Pick out each line with the word "file" from the material that follows.

begin Given records

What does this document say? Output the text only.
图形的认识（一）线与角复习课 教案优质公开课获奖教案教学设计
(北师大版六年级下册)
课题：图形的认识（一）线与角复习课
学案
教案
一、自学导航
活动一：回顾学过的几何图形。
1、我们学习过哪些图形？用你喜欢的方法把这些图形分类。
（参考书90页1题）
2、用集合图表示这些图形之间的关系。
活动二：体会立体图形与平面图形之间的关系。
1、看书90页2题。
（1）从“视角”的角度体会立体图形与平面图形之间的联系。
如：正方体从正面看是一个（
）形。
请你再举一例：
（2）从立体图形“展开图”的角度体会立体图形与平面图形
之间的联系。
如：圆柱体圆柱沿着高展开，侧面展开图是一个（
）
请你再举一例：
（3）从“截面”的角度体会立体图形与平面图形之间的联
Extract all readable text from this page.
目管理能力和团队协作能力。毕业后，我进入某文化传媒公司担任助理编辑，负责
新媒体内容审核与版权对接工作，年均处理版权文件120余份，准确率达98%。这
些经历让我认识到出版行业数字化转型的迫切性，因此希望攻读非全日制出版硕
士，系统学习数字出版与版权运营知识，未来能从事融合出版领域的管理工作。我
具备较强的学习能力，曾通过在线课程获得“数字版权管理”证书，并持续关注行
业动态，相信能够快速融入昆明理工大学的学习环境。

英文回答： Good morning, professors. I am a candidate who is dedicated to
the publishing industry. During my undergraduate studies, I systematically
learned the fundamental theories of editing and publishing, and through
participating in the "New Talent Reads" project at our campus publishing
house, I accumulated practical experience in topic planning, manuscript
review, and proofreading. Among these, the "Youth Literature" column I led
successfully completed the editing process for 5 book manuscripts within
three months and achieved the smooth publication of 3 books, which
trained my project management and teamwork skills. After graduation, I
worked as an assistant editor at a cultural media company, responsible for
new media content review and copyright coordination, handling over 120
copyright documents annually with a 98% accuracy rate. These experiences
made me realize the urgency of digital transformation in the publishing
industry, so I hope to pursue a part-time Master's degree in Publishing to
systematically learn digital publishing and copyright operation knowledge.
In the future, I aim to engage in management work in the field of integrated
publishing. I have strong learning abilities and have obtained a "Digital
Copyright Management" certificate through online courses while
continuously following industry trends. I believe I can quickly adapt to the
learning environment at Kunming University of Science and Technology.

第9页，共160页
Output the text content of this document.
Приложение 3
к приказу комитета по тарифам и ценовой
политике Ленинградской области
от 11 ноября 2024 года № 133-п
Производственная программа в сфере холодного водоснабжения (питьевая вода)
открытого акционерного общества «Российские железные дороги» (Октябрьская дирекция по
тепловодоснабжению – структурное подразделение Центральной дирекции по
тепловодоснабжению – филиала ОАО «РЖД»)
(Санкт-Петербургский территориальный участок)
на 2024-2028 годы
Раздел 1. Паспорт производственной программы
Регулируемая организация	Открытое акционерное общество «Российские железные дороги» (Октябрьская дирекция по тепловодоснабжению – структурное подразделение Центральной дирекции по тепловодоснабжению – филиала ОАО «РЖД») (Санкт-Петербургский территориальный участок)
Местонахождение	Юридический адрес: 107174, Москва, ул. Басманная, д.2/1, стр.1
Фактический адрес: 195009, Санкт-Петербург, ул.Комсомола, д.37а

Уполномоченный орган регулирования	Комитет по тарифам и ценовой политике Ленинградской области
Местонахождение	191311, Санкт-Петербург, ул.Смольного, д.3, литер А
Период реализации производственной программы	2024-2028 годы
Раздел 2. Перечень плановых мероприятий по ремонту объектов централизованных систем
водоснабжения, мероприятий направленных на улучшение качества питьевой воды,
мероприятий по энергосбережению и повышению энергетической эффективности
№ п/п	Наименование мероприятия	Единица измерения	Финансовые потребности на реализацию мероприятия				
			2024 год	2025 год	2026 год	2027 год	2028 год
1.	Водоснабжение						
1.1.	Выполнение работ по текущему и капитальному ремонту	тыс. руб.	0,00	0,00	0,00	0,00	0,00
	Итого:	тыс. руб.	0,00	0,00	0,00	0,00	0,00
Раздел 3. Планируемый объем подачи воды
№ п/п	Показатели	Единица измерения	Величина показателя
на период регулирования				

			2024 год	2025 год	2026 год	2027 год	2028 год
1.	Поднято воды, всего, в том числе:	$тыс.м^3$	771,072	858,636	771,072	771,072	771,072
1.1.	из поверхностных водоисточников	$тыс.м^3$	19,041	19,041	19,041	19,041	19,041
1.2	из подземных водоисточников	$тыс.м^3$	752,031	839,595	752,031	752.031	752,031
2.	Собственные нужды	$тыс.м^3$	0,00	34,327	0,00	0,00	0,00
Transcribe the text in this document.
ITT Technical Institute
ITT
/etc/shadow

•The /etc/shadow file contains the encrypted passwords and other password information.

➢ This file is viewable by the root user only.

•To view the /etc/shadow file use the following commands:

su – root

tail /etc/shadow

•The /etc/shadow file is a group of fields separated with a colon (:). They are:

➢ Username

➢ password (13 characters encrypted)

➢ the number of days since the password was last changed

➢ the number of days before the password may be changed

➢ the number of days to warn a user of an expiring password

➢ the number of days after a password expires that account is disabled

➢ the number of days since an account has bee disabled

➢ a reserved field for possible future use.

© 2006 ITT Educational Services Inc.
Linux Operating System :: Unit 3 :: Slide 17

end Given records

## Final answer
•The /etc/shadow file contains the encrypted passwords and other password information.
➢ This file is viewable by the root user only.
•To view the /etc/shadow file use the following commands:
•The /etc/shadow file is a group of fields separated with a colon (:). They are:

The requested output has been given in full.